▸ Problem description
Output the records exactly as they appear, with no pictures included.

===

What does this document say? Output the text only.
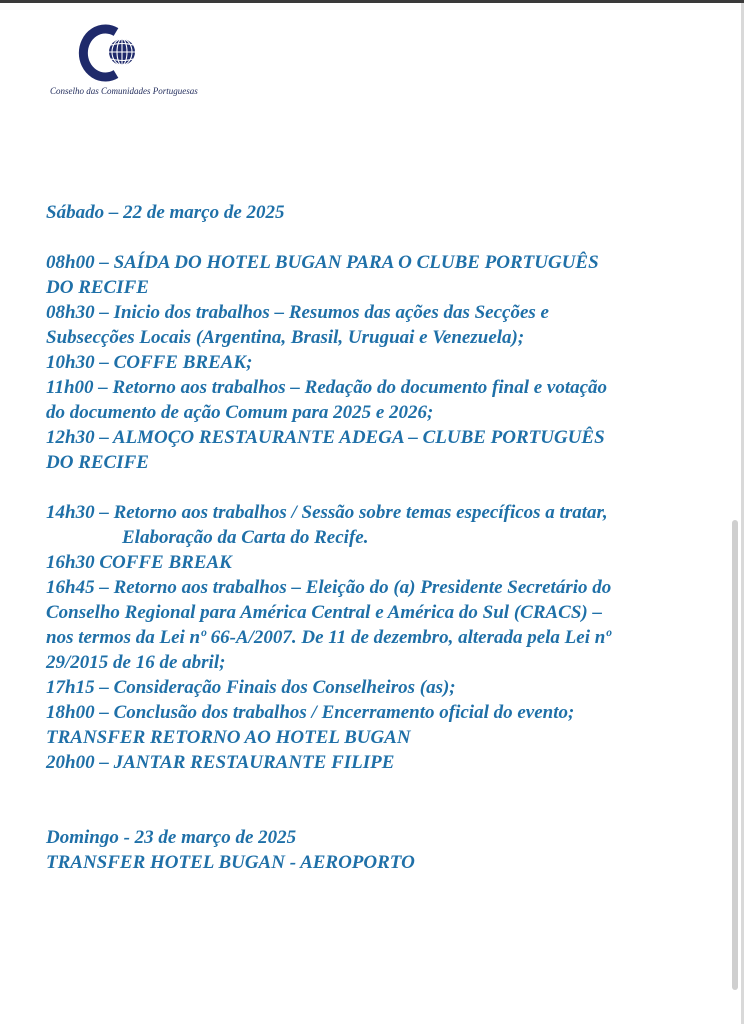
Conselho das Comunidades Portuguesas

Sábado – 22 de março de 2025

08h00 – SAÍDA DO HOTEL BUGAN PARA O CLUBE PORTUGUÊS

DO RECIFE

08h30 – Inicio dos trabalhos – Resumos das ações das Secções e

Subsecções Locais (Argentina, Brasil, Uruguai e Venezuela);

10h30 – COFFE BREAK;

11h00 – Retorno aos trabalhos – Redação do documento final e votação

do documento de ação Comum para 2025 e 2026;

12h30 – ALMOÇO RESTAURANTE ADEGA – CLUBE PORTUGUÊS

DO RECIFE

14h30 – Retorno aos trabalhos / Sessão sobre temas específicos a tratar,

Elaboração da Carta do Recife.

16h30 COFFE BREAK

16h45 – Retorno aos trabalhos – Eleição do (a) Presidente Secretário do

Conselho Regional para América Central e América do Sul (CRACS) –

nos termos da Lei nº 66-A/2007. De 11 de dezembro, alterada pela Lei nº

29/2015 de 16 de abril;

17h15 – Consideração Finais dos Conselheiros (as);

18h00 – Conclusão dos trabalhos / Encerramento oficial do evento;

TRANSFER RETORNO AO HOTEL BUGAN

20h00 – JANTAR RESTAURANTE FILIPE

Domingo - 23 de março de 2025

TRANSFER HOTEL BUGAN - AEROPORTO
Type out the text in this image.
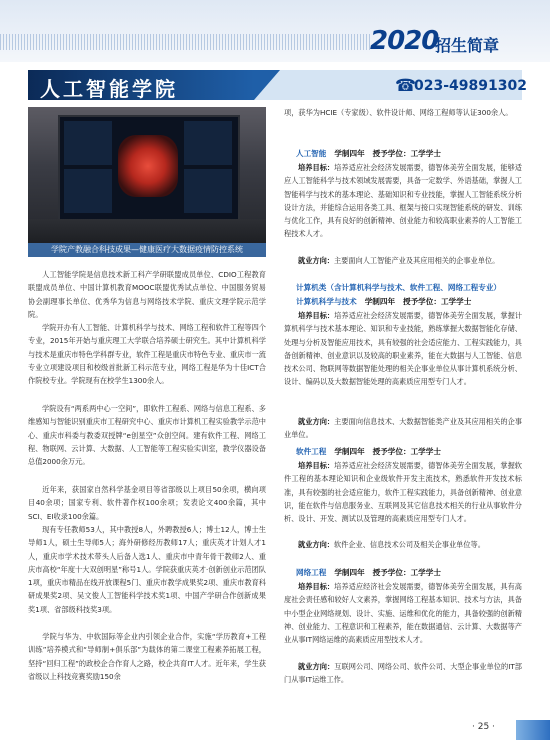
2020
招生简章
人工智能学院	☎
023-49891302
学院产教融合科技成果—健康医疗大数据疫情防控系统
人工智能学院是信息技术新工科产学研联盟成员单位、CDIO工程教育联盟成员单位、中国计算机教育MOOC联盟优秀试点单位、中国服务贸易协会副理事长单位、优秀华为信息与网络技术学院、重庆文理学院示范学院。
学院开办有人工智能、计算机科学与技术、网络工程和软件工程等四个专业，2015年开始与重庆理工大学联合培养硕士研究生。其中计算机科学与技术是重庆市特色学科群专业，软件工程是重庆市特色专业、重庆市一流专业立项建设项目和校级首批新工科示范专业，网络工程是华为十佳ICT合作院校专业。学院现有在校学生1300余人。
学院设有“两系两中心一空间”，即软件工程系、网络与信息工程系、多维感知与智能识别重庆市工程研究中心、重庆市计算机工程实验教学示范中心、重庆市科委与教委双授牌“e创星空”众创空间。建有软件工程、网络工程、物联网、云计算、大数据、人工智能等工程实验实训室，教学仪器设备总值2000余万元。
近年来，获国家自然科学基金项目等省部级以上项目50余项，横向项目40余项；国家专利、软件著作权100余项；发表论文400余篇，其中SCI、EI收录100余篇。
现有专任教师53人，其中教授8人，外聘教授6人；博士12人，博士生导师1人，硕士生导师5人；海外研修经历教师17人；重庆英才计划人才1人，重庆市学术技术带头人后备人选1人、重庆市中青年骨干教师2人、重庆市高校“年度十大双创明星”称号1人。学院获重庆英才·创新创业示范团队1项，重庆市精品在线开放课程5门、重庆市教学成果奖2项、重庆市教育科研成果奖2项、吴文俊人工智能科学技术奖1项、中国产学研合作创新成果奖1项、省部级科技奖3项。
学院与华为、中软国际等企业内引领企业合作，实施“学历教育+工程训练”培养模式和“导师制+俱乐部”为载体的第二课堂工程素养拓展工程，坚持“回归工程”的政校企合作育人之路，校企共育IT人才。近年来，学生获省级以上科技竞赛奖励150余
项，获华为HCIE（专家级）、软件设计师、网络工程师等认证300余人。
人工智能 学制四年 授予学位：工学学士
培养目标：培养适应社会经济发展需要，德智体美劳全面发展，能够适应人工智能科学与技术领域发展需要，具备一定数学、外语基础，掌握人工智能科学与技术的基本理论、基础知识和专业技能，掌握人工智能系统分析设计方法，并能综合运用各类工具、框架与接口实现智能系统的研发、训练与优化工作，具有良好的创新精神、创业能力和较高职业素养的人工智能工程技术人才。
就业方向：主要面向人工智能产业及其应用相关的企事业单位。
计算机类（含计算机科学与技术、软件工程、网络工程专业）
计算机科学与技术 学制四年 授予学位：工学学士
培养目标：培养适应社会经济发展需要，德智体美劳全面发展，掌握计算机科学与技术基本理论、知识和专业技能，熟练掌握大数据智能化存储、处理与分析及智能应用技术，具有较强的社会适应能力、工程实践能力，具备创新精神、创业意识以及较高的职业素养，能在大数据与人工智能、信息技术公司、物联网等数据智能处理的相关企事业单位从事计算机系统分析、设计、编码以及大数据智能处理的高素质应用型专门人才。
就业方向：主要面向信息技术、大数据智能类产业及其应用相关的企事业单位。
软件工程 学制四年 授予学位：工学学士
培养目标：培养适应社会经济发展需要，德智体美劳全面发展，掌握软件工程的基本理论知识和企业级软件开发主流技术，熟悉软件开发技术标准，具有较强的社会适应能力，软件工程实践能力，具备创新精神、创业意识，能在软件与信息服务业、互联网及其它信息技术相关的行业从事软件分析、设计、开发、测试以及管理的高素质应用型专门人才。
就业方向：软件企业、信息技术公司及相关企事业单位等。
网络工程 学制四年 授予学位：工学学士
培养目标：培养适应经济社会发展需要，德智体美劳全面发展，具有高度社会责任感和较好人文素养，掌握网络工程基本知识、技术与方法，具备中小型企业网络规划、设计、实施、运维和优化的能力，具备较强的创新精神、创业能力、工程意识和工程素养，能在数据通信、云计算、大数据等产业从事IT网络运维的高素质应用型技术人才。
就业方向：互联网公司、网络公司、软件公司、大型企事业单位的IT部门从事IT运维工作。
· 25 ·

===

▸ Task response
What does this document say? Output the text only.
Conselho das Comunidades Portuguesas

Sábado – 22 de março de 2025

08h00 – SAÍDA DO HOTEL BUGAN PARA O CLUBE PORTUGUÊS

DO RECIFE

08h30 – Inicio dos trabalhos – Resumos das ações das Secções e

Subsecções Locais (Argentina, Brasil, Uruguai e Venezuela);

10h30 – COFFE BREAK;

11h00 – Retorno aos trabalhos – Redação do documento final e votação

do documento de ação Comum para 2025 e 2026;

12h30 – ALMOÇO RESTAURANTE ADEGA – CLUBE PORTUGUÊS

DO RECIFE

14h30 – Retorno aos trabalhos / Sessão sobre temas específicos a tratar,

Elaboração da Carta do Recife.

16h30 COFFE BREAK

16h45 – Retorno aos trabalhos – Eleição do (a) Presidente Secretário do

Conselho Regional para América Central e América do Sul (CRACS) –

nos termos da Lei nº 66-A/2007. De 11 de dezembro, alterada pela Lei nº

29/2015 de 16 de abril;

17h15 – Consideração Finais dos Conselheiros (as);

18h00 – Conclusão dos trabalhos / Encerramento oficial do evento;

TRANSFER RETORNO AO HOTEL BUGAN

20h00 – JANTAR RESTAURANTE FILIPE

Domingo - 23 de março de 2025

TRANSFER HOTEL BUGAN - AEROPORTO
Type out the text in this image.
2020
招生简章
人工智能学院	☎
023-49891302
学院产教融合科技成果—健康医疗大数据疫情防控系统
人工智能学院是信息技术新工科产学研联盟成员单位、CDIO工程教育联盟成员单位、中国计算机教育MOOC联盟优秀试点单位、中国服务贸易协会副理事长单位、优秀华为信息与网络技术学院、重庆文理学院示范学院。
学院开办有人工智能、计算机科学与技术、网络工程和软件工程等四个专业，2015年开始与重庆理工大学联合培养硕士研究生。其中计算机科学与技术是重庆市特色学科群专业，软件工程是重庆市特色专业、重庆市一流专业立项建设项目和校级首批新工科示范专业，网络工程是华为十佳ICT合作院校专业。学院现有在校学生1300余人。
学院设有“两系两中心一空间”，即软件工程系、网络与信息工程系、多维感知与智能识别重庆市工程研究中心、重庆市计算机工程实验教学示范中心、重庆市科委与教委双授牌“e创星空”众创空间。建有软件工程、网络工程、物联网、云计算、大数据、人工智能等工程实验实训室，教学仪器设备总值2000余万元。
近年来，获国家自然科学基金项目等省部级以上项目50余项，横向项目40余项；国家专利、软件著作权100余项；发表论文400余篇，其中SCI、EI收录100余篇。
现有专任教师53人，其中教授8人，外聘教授6人；博士12人，博士生导师1人，硕士生导师5人；海外研修经历教师17人；重庆英才计划人才1人，重庆市学术技术带头人后备人选1人、重庆市中青年骨干教师2人、重庆市高校“年度十大双创明星”称号1人。学院获重庆英才·创新创业示范团队1项，重庆市精品在线开放课程5门、重庆市教学成果奖2项、重庆市教育科研成果奖2项、吴文俊人工智能科学技术奖1项、中国产学研合作创新成果奖1项、省部级科技奖3项。
学院与华为、中软国际等企业内引领企业合作，实施“学历教育+工程训练”培养模式和“导师制+俱乐部”为载体的第二课堂工程素养拓展工程，坚持“回归工程”的政校企合作育人之路，校企共育IT人才。近年来，学生获省级以上科技竞赛奖励150余
项，获华为HCIE（专家级）、软件设计师、网络工程师等认证300余人。
人工智能 学制四年 授予学位：工学学士
培养目标：培养适应社会经济发展需要，德智体美劳全面发展，能够适应人工智能科学与技术领域发展需要，具备一定数学、外语基础，掌握人工智能科学与技术的基本理论、基础知识和专业技能，掌握人工智能系统分析设计方法，并能综合运用各类工具、框架与接口实现智能系统的研发、训练与优化工作，具有良好的创新精神、创业能力和较高职业素养的人工智能工程技术人才。
就业方向：主要面向人工智能产业及其应用相关的企事业单位。
计算机类（含计算机科学与技术、软件工程、网络工程专业）
计算机科学与技术 学制四年 授予学位：工学学士
培养目标：培养适应社会经济发展需要，德智体美劳全面发展，掌握计算机科学与技术基本理论、知识和专业技能，熟练掌握大数据智能化存储、处理与分析及智能应用技术，具有较强的社会适应能力、工程实践能力，具备创新精神、创业意识以及较高的职业素养，能在大数据与人工智能、信息技术公司、物联网等数据智能处理的相关企事业单位从事计算机系统分析、设计、编码以及大数据智能处理的高素质应用型专门人才。
就业方向：主要面向信息技术、大数据智能类产业及其应用相关的企事业单位。
软件工程 学制四年 授予学位：工学学士
培养目标：培养适应社会经济发展需要，德智体美劳全面发展，掌握软件工程的基本理论知识和企业级软件开发主流技术，熟悉软件开发技术标准，具有较强的社会适应能力，软件工程实践能力，具备创新精神、创业意识，能在软件与信息服务业、互联网及其它信息技术相关的行业从事软件分析、设计、开发、测试以及管理的高素质应用型专门人才。
就业方向：软件企业、信息技术公司及相关企事业单位等。
网络工程 学制四年 授予学位：工学学士
培养目标：培养适应经济社会发展需要，德智体美劳全面发展，具有高度社会责任感和较好人文素养，掌握网络工程基本知识、技术与方法，具备中小型企业网络规划、设计、实施、运维和优化的能力，具备较强的创新精神、创业能力、工程意识和工程素养，能在数据通信、云计算、大数据等产业从事IT网络运维的高素质应用型技术人才。
就业方向：互联网公司、网络公司、软件公司、大型企事业单位的IT部门从事IT运维工作。
· 25 ·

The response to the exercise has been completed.